--- DATA ---
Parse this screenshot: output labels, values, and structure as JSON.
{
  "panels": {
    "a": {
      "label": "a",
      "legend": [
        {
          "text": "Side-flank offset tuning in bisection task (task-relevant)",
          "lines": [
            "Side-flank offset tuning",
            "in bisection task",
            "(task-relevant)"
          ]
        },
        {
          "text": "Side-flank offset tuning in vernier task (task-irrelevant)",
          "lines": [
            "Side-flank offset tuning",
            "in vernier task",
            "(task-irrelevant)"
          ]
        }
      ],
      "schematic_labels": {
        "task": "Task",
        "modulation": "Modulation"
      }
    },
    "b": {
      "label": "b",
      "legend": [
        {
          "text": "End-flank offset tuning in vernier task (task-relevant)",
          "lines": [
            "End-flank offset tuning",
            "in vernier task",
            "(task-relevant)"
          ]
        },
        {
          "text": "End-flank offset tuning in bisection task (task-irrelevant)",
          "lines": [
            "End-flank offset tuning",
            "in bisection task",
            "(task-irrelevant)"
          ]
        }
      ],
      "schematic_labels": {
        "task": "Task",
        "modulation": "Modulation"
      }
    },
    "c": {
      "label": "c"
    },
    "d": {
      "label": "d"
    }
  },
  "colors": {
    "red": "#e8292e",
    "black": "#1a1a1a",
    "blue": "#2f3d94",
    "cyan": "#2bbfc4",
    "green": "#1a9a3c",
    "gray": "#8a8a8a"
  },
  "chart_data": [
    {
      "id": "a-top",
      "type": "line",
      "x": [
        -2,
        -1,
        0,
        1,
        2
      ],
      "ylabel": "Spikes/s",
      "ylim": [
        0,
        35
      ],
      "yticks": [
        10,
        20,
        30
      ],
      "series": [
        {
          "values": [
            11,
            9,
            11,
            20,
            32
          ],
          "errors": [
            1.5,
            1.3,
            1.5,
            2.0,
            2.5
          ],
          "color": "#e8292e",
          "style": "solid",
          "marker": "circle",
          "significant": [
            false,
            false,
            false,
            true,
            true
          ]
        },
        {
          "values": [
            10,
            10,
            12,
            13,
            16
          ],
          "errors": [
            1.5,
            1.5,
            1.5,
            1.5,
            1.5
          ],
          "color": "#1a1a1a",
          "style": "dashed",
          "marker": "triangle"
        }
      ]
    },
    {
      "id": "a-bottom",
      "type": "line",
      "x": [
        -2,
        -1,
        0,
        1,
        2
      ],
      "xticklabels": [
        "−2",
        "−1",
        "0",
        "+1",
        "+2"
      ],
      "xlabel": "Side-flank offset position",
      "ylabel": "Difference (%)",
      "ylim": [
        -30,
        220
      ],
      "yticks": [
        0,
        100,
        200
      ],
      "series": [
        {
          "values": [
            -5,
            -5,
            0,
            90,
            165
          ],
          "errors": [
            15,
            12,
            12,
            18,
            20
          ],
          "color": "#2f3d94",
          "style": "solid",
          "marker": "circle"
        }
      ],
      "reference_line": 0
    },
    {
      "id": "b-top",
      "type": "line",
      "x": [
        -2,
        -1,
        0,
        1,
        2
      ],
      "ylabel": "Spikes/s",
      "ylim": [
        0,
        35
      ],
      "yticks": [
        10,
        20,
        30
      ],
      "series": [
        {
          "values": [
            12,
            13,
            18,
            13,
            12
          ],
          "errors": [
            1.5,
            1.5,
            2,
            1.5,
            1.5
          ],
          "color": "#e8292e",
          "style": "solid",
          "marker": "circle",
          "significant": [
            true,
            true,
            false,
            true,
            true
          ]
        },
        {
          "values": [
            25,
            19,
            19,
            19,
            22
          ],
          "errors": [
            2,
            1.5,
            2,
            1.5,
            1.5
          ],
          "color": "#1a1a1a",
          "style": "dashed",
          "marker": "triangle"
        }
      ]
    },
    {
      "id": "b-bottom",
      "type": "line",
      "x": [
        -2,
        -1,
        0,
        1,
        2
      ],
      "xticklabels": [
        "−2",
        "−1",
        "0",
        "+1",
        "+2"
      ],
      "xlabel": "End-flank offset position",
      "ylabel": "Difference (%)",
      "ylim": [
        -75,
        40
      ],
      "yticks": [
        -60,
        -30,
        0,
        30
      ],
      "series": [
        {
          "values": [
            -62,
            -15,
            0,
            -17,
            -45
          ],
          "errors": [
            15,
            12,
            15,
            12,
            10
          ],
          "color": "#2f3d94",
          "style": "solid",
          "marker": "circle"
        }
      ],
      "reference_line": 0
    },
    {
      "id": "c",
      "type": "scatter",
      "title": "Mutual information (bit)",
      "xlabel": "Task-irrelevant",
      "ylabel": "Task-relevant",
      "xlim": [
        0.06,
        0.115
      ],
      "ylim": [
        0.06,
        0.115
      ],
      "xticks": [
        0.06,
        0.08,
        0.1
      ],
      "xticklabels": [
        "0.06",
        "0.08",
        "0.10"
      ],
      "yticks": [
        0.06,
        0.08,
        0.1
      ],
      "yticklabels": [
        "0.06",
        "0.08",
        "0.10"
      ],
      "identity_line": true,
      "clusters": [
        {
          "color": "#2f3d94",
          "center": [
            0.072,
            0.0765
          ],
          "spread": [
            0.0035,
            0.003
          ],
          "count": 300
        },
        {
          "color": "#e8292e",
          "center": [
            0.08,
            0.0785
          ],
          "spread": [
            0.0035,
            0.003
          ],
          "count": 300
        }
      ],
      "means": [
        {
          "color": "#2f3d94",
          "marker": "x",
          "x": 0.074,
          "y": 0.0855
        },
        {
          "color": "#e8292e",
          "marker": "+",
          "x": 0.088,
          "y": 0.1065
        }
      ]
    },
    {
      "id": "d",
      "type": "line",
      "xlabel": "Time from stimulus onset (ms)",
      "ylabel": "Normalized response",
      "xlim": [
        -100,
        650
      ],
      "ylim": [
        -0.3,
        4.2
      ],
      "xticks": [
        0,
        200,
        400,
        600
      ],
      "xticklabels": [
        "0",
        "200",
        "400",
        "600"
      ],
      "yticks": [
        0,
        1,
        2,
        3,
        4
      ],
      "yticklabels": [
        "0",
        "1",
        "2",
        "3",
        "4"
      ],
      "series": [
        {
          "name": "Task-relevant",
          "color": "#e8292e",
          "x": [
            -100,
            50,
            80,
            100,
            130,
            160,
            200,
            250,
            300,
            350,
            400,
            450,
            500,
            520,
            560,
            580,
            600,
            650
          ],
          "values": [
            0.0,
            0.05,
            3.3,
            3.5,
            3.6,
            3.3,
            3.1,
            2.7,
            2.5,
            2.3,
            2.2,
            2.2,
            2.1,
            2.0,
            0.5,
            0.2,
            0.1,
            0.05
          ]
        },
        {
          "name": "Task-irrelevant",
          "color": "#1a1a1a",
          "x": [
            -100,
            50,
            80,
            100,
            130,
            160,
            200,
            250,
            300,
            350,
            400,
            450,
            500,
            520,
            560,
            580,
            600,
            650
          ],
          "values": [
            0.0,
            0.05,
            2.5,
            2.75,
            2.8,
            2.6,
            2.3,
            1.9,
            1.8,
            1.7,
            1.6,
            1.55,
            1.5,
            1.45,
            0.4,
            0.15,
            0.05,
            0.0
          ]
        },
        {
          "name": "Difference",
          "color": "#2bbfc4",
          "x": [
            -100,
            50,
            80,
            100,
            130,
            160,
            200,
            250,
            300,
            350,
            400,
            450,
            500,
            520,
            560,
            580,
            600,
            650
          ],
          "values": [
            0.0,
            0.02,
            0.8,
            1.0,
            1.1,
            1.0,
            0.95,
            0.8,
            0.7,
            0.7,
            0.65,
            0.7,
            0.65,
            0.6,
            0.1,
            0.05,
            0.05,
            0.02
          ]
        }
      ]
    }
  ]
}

--- TASK TO CARRY OUT ---
All of the entries above must be quoted exactly.

--- TASK RESULT ---
Parse this screenshot: output labels, values, and structure as JSON.
{
  "panels": {
    "a": {
      "label": "a",
      "legend": [
        {
          "text": "Side-flank offset tuning in bisection task (task-relevant)",
          "lines": [
            "Side-flank offset tuning",
            "in bisection task",
            "(task-relevant)"
          ]
        },
        {
          "text": "Side-flank offset tuning in vernier task (task-irrelevant)",
          "lines": [
            "Side-flank offset tuning",
            "in vernier task",
            "(task-irrelevant)"
          ]
        }
      ],
      "schematic_labels": {
        "task": "Task",
        "modulation": "Modulation"
      }
    },
    "b": {
      "label": "b",
      "legend": [
        {
          "text": "End-flank offset tuning in vernier task (task-relevant)",
          "lines": [
            "End-flank offset tuning",
            "in vernier task",
            "(task-relevant)"
          ]
        },
        {
          "text": "End-flank offset tuning in bisection task (task-irrelevant)",
          "lines": [
            "End-flank offset tuning",
            "in bisection task",
            "(task-irrelevant)"
          ]
        }
      ],
      "schematic_labels": {
        "task": "Task",
        "modulation": "Modulation"
      }
    },
    "c": {
      "label": "c"
    },
    "d": {
      "label": "d"
    }
  },
  "colors": {
    "red": "#e8292e",
    "black": "#1a1a1a",
    "blue": "#2f3d94",
    "cyan": "#2bbfc4",
    "green": "#1a9a3c",
    "gray": "#8a8a8a"
  },
  "chart_data": [
    {
      "id": "a-top",
      "type": "line",
      "x": [
        -2,
        -1,
        0,
        1,
        2
      ],
      "ylabel": "Spikes/s",
      "ylim": [
        0,
        35
      ],
      "yticks": [
        10,
        20,
        30
      ],
      "series": [
        {
          "values": [
            11,
            9,
            11,
            20,
            32
          ],
          "errors": [
            1.5,
            1.3,
            1.5,
            2.0,
            2.5
          ],
          "color": "#e8292e",
          "style": "solid",
          "marker": "circle",
          "significant": [
            false,
            false,
            false,
            true,
            true
          ]
        },
        {
          "values": [
            10,
            10,
            12,
            13,
            16
          ],
          "errors": [
            1.5,
            1.5,
            1.5,
            1.5,
            1.5
          ],
          "color": "#1a1a1a",
          "style": "dashed",
          "marker": "triangle"
        }
      ]
    },
    {
      "id": "a-bottom",
      "type": "line",
      "x": [
        -2,
        -1,
        0,
        1,
        2
      ],
      "xticklabels": [
        "−2",
        "−1",
        "0",
        "+1",
        "+2"
      ],
      "xlabel": "Side-flank offset position",
      "ylabel": "Difference (%)",
      "ylim": [
        -30,
        220
      ],
      "yticks": [
        0,
        100,
        200
      ],
      "series": [
        {
          "values": [
            -5,
            -5,
            0,
            90,
            165
          ],
          "errors": [
            15,
            12,
            12,
            18,
            20
          ],
          "color": "#2f3d94",
          "style": "solid",
          "marker": "circle"
        }
      ],
      "reference_line": 0
    },
    {
      "id": "b-top",
      "type": "line",
      "x": [
        -2,
        -1,
        0,
        1,
        2
      ],
      "ylabel": "Spikes/s",
      "ylim": [
        0,
        35
      ],
      "yticks": [
        10,
        20,
        30
      ],
      "series": [
        {
          "values": [
            12,
            13,
            18,
            13,
            12
          ],
          "errors": [
            1.5,
            1.5,
            2,
            1.5,
            1.5
          ],
          "color": "#e8292e",
          "style": "solid",
          "marker": "circle",
          "significant": [
            true,
            true,
            false,
            true,
            true
          ]
        },
        {
          "values": [
            25,
            19,
            19,
            19,
            22
          ],
          "errors": [
            2,
            1.5,
            2,
            1.5,
            1.5
          ],
          "color": "#1a1a1a",
          "style": "dashed",
          "marker": "triangle"
        }
      ]
    },
    {
      "id": "b-bottom",
      "type": "line",
      "x": [
        -2,
        -1,
        0,
        1,
        2
      ],
      "xticklabels": [
        "−2",
        "−1",
        "0",
        "+1",
        "+2"
      ],
      "xlabel": "End-flank offset position",
      "ylabel": "Difference (%)",
      "ylim": [
        -75,
        40
      ],
      "yticks": [
        -60,
        -30,
        0,
        30
      ],
      "series": [
        {
          "values": [
            -62,
            -15,
            0,
            -17,
            -45
          ],
          "errors": [
            15,
            12,
            15,
            12,
            10
          ],
          "color": "#2f3d94",
          "style": "solid",
          "marker": "circle"
        }
      ],
      "reference_line": 0
    },
    {
      "id": "c",
      "type": "scatter",
      "title": "Mutual information (bit)",
      "xlabel": "Task-irrelevant",
      "ylabel": "Task-relevant",
      "xlim": [
        0.06,
        0.115
      ],
      "ylim": [
        0.06,
        0.115
      ],
      "xticks": [
        0.06,
        0.08,
        0.1
      ],
      "xticklabels": [
        "0.06",
        "0.08",
        "0.10"
      ],
      "yticks": [
        0.06,
        0.08,
        0.1
      ],
      "yticklabels": [
        "0.06",
        "0.08",
        "0.10"
      ],
      "identity_line": true,
      "clusters": [
        {
          "color": "#2f3d94",
          "center": [
            0.072,
            0.0765
          ],
          "spread": [
            0.0035,
            0.003
          ],
          "count": 300
        },
        {
          "color": "#e8292e",
          "center": [
            0.08,
            0.0785
          ],
          "spread": [
            0.0035,
            0.003
          ],
          "count": 300
        }
      ],
      "means": [
        {
          "color": "#2f3d94",
          "marker": "x",
          "x": 0.074,
          "y": 0.0855
        },
        {
          "color": "#e8292e",
          "marker": "+",
          "x": 0.088,
          "y": 0.1065
        }
      ]
    },
    {
      "id": "d",
      "type": "line",
      "xlabel": "Time from stimulus onset (ms)",
      "ylabel": "Normalized response",
      "xlim": [
        -100,
        650
      ],
      "ylim": [
        -0.3,
        4.2
      ],
      "xticks": [
        0,
        200,
        400,
        600
      ],
      "xticklabels": [
        "0",
        "200",
        "400",
        "600"
      ],
      "yticks": [
        0,
        1,
        2,
        3,
        4
      ],
      "yticklabels": [
        "0",
        "1",
        "2",
        "3",
        "4"
      ],
      "series": [
        {
          "name": "Task-relevant",
          "color": "#e8292e",
          "x": [
            -100,
            50,
            80,
            100,
            130,
            160,
            200,
            250,
            300,
            350,
            400,
            450,
            500,
            520,
            560,
            580,
            600,
            650
          ],
          "values": [
            0.0,
            0.05,
            3.3,
            3.5,
            3.6,
            3.3,
            3.1,
            2.7,
            2.5,
            2.3,
            2.2,
            2.2,
            2.1,
            2.0,
            0.5,
            0.2,
            0.1,
            0.05
          ]
        },
        {
          "name": "Task-irrelevant",
          "color": "#1a1a1a",
          "x": [
            -100,
            50,
            80,
            100,
            130,
            160,
            200,
            250,
            300,
            350,
            400,
            450,
            500,
            520,
            560,
            580,
            600,
            650
          ],
          "values": [
            0.0,
            0.05,
            2.5,
            2.75,
            2.8,
            2.6,
            2.3,
            1.9,
            1.8,
            1.7,
            1.6,
            1.55,
            1.5,
            1.45,
            0.4,
            0.15,
            0.05,
            0.0
          ]
        },
        {
          "name": "Difference",
          "color": "#2bbfc4",
          "x": [
            -100,
            50,
            80,
            100,
            130,
            160,
            200,
            250,
            300,
            350,
            400,
            450,
            500,
            520,
            560,
            580,
            600,
            650
          ],
          "values": [
            0.0,
            0.02,
            0.8,
            1.0,
            1.1,
            1.0,
            0.95,
            0.8,
            0.7,
            0.7,
            0.65,
            0.7,
            0.65,
            0.6,
            0.1,
            0.05,
            0.05,
            0.02
          ]
        }
      ]
    }
  ]
}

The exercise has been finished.